**Given task**
Below are the records. Gather each line that holds "ylabel".

**Material provided**
□ □ □ □ □ □ □

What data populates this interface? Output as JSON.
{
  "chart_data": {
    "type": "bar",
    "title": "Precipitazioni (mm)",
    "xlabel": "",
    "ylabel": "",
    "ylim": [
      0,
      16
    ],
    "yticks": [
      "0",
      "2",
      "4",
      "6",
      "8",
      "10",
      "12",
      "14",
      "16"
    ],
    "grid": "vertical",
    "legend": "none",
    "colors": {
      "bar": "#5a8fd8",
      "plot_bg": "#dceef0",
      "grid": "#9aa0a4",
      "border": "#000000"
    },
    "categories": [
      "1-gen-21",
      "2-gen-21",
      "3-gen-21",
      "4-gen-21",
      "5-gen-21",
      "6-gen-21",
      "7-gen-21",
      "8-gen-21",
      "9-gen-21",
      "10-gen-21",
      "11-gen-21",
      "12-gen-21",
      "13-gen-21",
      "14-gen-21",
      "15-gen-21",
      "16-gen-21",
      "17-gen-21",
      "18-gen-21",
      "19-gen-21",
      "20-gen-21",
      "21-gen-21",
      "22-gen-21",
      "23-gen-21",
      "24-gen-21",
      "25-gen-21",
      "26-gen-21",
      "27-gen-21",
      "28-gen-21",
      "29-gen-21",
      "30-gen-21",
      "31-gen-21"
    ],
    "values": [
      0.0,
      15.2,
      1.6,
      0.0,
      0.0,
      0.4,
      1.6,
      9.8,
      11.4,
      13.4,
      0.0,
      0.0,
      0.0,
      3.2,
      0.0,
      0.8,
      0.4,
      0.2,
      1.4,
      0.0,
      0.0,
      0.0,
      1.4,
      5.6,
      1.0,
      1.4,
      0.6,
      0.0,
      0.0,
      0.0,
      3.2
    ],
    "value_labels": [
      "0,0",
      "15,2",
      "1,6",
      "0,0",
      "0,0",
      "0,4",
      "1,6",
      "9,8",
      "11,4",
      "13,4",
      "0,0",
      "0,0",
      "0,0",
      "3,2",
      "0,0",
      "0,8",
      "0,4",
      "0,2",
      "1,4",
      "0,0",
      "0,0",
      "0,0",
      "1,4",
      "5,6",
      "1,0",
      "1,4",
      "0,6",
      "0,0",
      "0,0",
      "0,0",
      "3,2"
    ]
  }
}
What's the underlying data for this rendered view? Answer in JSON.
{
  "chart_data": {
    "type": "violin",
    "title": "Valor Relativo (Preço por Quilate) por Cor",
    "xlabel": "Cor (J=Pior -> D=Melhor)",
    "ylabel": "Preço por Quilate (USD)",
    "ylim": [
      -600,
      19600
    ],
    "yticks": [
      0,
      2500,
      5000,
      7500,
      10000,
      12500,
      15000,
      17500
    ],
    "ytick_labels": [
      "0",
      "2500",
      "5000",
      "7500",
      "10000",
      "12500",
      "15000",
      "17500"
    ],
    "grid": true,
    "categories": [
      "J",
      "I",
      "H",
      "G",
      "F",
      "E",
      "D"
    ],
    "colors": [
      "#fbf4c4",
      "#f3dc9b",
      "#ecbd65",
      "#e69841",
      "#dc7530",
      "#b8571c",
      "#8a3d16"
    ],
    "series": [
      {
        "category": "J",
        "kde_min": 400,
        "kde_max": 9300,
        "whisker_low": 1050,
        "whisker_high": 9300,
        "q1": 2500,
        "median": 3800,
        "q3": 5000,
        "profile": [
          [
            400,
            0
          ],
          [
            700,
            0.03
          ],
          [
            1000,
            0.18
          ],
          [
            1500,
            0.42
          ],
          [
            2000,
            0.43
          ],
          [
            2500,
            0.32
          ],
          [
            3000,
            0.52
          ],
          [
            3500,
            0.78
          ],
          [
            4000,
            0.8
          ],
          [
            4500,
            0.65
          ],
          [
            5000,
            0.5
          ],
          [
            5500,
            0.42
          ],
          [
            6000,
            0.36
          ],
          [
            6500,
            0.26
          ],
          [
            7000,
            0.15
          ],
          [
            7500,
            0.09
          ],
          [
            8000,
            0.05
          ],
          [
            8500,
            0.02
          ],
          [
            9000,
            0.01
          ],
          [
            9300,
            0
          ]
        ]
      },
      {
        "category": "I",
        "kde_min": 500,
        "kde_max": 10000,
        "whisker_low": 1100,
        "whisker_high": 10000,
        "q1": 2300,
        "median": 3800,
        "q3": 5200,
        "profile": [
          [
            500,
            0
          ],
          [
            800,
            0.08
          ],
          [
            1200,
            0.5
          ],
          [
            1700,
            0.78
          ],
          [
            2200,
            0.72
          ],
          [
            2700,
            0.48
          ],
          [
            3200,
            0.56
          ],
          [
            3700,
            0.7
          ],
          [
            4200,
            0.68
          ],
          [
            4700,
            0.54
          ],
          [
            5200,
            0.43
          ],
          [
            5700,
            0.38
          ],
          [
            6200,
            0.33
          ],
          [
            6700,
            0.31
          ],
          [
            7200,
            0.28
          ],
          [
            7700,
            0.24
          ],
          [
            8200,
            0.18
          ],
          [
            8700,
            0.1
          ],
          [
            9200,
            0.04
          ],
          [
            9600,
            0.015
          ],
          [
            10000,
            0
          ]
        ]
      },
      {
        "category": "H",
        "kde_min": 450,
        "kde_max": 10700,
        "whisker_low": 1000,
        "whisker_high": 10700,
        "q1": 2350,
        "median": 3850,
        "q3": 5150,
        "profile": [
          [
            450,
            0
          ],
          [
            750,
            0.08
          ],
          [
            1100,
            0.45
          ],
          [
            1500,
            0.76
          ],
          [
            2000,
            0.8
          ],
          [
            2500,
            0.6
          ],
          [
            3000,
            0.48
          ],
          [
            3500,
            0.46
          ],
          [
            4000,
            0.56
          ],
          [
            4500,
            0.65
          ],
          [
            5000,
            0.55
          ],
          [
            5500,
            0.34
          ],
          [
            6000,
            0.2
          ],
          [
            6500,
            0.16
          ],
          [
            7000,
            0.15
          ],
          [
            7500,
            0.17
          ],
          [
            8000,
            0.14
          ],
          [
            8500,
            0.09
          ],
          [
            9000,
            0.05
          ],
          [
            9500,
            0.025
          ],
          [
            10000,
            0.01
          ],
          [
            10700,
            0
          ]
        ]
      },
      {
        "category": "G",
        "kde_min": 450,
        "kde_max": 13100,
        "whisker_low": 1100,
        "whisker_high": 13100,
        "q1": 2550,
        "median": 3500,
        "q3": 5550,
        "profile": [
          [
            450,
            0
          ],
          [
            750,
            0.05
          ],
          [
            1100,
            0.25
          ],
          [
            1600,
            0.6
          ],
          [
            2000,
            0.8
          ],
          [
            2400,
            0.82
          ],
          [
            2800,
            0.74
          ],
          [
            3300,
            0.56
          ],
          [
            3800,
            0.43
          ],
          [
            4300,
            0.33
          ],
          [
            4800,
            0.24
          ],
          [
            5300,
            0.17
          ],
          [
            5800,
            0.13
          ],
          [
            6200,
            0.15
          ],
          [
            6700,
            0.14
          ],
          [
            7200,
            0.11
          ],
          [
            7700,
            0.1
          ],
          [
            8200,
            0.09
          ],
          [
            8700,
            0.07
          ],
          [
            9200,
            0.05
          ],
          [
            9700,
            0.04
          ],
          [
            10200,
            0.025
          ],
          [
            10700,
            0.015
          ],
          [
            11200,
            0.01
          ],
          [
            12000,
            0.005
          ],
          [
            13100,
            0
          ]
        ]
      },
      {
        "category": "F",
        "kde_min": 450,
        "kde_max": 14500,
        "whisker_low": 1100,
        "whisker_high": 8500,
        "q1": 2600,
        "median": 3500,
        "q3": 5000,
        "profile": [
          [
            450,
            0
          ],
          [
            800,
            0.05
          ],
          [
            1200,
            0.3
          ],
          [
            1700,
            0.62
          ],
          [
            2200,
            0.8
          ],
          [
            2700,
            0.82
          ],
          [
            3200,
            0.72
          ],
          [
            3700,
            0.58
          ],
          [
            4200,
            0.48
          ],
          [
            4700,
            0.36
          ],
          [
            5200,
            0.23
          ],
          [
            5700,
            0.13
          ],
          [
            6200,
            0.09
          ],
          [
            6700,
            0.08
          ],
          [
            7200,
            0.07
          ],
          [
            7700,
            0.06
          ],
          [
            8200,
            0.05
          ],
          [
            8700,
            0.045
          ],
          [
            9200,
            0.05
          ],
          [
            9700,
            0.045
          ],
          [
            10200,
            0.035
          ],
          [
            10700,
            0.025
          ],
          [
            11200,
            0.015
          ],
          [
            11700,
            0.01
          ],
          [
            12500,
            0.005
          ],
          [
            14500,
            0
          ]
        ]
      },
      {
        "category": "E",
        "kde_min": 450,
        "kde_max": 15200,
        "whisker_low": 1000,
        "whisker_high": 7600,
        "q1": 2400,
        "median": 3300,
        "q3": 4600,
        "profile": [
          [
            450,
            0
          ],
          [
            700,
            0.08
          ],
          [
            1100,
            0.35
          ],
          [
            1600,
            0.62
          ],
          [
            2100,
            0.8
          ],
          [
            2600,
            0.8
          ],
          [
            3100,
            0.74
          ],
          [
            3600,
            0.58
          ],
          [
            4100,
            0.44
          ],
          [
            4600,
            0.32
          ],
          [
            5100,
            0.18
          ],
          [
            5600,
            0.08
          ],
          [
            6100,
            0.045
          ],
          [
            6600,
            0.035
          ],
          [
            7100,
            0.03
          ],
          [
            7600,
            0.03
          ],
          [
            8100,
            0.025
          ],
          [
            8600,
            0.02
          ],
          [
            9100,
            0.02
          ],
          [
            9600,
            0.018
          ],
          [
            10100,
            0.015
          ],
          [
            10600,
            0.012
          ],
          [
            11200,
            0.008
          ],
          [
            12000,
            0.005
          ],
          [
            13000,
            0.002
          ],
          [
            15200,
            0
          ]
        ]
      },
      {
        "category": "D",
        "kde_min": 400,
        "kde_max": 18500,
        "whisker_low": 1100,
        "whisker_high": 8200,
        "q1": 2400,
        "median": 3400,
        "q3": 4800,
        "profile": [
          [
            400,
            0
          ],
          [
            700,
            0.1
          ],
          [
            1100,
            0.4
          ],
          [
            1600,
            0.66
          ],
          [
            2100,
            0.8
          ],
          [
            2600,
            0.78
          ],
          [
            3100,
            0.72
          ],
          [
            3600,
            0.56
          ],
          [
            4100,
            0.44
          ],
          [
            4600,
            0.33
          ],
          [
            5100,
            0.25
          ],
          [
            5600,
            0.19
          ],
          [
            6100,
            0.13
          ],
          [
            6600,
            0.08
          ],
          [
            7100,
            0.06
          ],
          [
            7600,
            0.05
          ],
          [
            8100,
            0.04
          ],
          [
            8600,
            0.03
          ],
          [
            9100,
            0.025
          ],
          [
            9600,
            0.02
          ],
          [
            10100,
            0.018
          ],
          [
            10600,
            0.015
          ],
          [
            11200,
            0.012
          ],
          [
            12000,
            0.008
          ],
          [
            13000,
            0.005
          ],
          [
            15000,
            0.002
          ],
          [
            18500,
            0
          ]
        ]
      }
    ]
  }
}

□ □ □ □ □ □ □

**Answer to this problem**
    "ylabel": "",
    "ylabel": "Preço por Quilate (USD)",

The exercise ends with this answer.